* _GOAL OF THE EXERCISE_: Take the records underneath and set them down exactly.

=== EXERCISE DATA ===

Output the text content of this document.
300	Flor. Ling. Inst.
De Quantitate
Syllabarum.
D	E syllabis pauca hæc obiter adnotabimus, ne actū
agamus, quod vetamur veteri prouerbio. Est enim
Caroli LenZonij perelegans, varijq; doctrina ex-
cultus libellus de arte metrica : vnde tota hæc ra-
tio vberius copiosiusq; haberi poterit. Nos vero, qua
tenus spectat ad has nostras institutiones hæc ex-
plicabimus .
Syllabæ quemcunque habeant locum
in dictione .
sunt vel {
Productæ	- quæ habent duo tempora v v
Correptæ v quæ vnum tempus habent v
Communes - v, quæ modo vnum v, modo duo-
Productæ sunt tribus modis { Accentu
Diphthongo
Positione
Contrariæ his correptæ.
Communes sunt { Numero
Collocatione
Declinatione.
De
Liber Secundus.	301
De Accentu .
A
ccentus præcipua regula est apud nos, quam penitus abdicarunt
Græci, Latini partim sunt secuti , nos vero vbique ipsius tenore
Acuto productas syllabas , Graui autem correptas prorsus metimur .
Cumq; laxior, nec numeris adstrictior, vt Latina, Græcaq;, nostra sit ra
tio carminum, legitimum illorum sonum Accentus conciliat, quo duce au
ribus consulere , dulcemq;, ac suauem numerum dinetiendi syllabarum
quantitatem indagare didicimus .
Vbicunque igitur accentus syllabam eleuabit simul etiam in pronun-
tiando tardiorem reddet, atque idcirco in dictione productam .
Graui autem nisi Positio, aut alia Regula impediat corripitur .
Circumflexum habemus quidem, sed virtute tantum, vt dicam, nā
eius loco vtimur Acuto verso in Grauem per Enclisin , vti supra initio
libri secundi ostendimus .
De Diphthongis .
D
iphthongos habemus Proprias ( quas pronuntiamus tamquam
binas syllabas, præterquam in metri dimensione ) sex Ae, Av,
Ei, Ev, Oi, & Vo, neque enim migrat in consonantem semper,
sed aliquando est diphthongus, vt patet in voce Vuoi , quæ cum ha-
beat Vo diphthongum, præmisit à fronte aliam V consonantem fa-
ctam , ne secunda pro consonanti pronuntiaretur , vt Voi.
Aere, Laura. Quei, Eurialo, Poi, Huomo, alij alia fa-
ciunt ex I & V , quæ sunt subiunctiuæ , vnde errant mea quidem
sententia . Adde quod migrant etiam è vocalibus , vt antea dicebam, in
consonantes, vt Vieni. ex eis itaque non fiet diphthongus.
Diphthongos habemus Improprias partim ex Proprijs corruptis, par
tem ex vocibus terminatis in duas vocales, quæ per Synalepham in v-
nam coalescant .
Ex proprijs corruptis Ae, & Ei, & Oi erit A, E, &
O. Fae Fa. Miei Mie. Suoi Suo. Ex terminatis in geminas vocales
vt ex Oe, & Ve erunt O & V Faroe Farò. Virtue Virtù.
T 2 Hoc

===

* _RESPONSE TO THIS EXERCISE_:
Output the text content of this document.
300	Flor. Ling. Inst.
De Quantitate
Syllabarum.
D	E syllabis pauca hæc obiter adnotabimus, ne actū
agamus, quod vetamur veteri prouerbio. Est enim
Caroli LenZonij perelegans, varijq; doctrina ex-
cultus libellus de arte metrica : vnde tota hæc ra-
tio vberius copiosiusq; haberi poterit. Nos vero, qua
tenus spectat ad has nostras institutiones hæc ex-
plicabimus .
Syllabæ quemcunque habeant locum
in dictione .
sunt vel {
Productæ	- quæ habent duo tempora v v
Correptæ v quæ vnum tempus habent v
Communes - v, quæ modo vnum v, modo duo-
Productæ sunt tribus modis { Accentu
Diphthongo
Positione
Contrariæ his correptæ.
Communes sunt { Numero
Collocatione
Declinatione.
De
Liber Secundus.	301
De Accentu .
A
ccentus præcipua regula est apud nos, quam penitus abdicarunt
Græci, Latini partim sunt secuti , nos vero vbique ipsius tenore
Acuto productas syllabas , Graui autem correptas prorsus metimur .
Cumq; laxior, nec numeris adstrictior, vt Latina, Græcaq;, nostra sit ra
tio carminum, legitimum illorum sonum Accentus conciliat, quo duce au
ribus consulere , dulcemq;, ac suauem numerum dinetiendi syllabarum
quantitatem indagare didicimus .
Vbicunque igitur accentus syllabam eleuabit simul etiam in pronun-
tiando tardiorem reddet, atque idcirco in dictione productam .
Graui autem nisi Positio, aut alia Regula impediat corripitur .
Circumflexum habemus quidem, sed virtute tantum, vt dicam, nā
eius loco vtimur Acuto verso in Grauem per Enclisin , vti supra initio
libri secundi ostendimus .
De Diphthongis .
D
iphthongos habemus Proprias ( quas pronuntiamus tamquam
binas syllabas, præterquam in metri dimensione ) sex Ae, Av,
Ei, Ev, Oi, & Vo, neque enim migrat in consonantem semper,
sed aliquando est diphthongus, vt patet in voce Vuoi , quæ cum ha-
beat Vo diphthongum, præmisit à fronte aliam V consonantem fa-
ctam , ne secunda pro consonanti pronuntiaretur , vt Voi.
Aere, Laura. Quei, Eurialo, Poi, Huomo, alij alia fa-
ciunt ex I & V , quæ sunt subiunctiuæ , vnde errant mea quidem
sententia . Adde quod migrant etiam è vocalibus , vt antea dicebam, in
consonantes, vt Vieni. ex eis itaque non fiet diphthongus.
Diphthongos habemus Improprias partim ex Proprijs corruptis, par
tem ex vocibus terminatis in duas vocales, quæ per Synalepham in v-
nam coalescant .
Ex proprijs corruptis Ae, & Ei, & Oi erit A, E, &
O. Fae Fa. Miei Mie. Suoi Suo. Ex terminatis in geminas vocales
vt ex Oe, & Ve erunt O & V Faroe Farò. Virtue Virtù.
T 2 Hoc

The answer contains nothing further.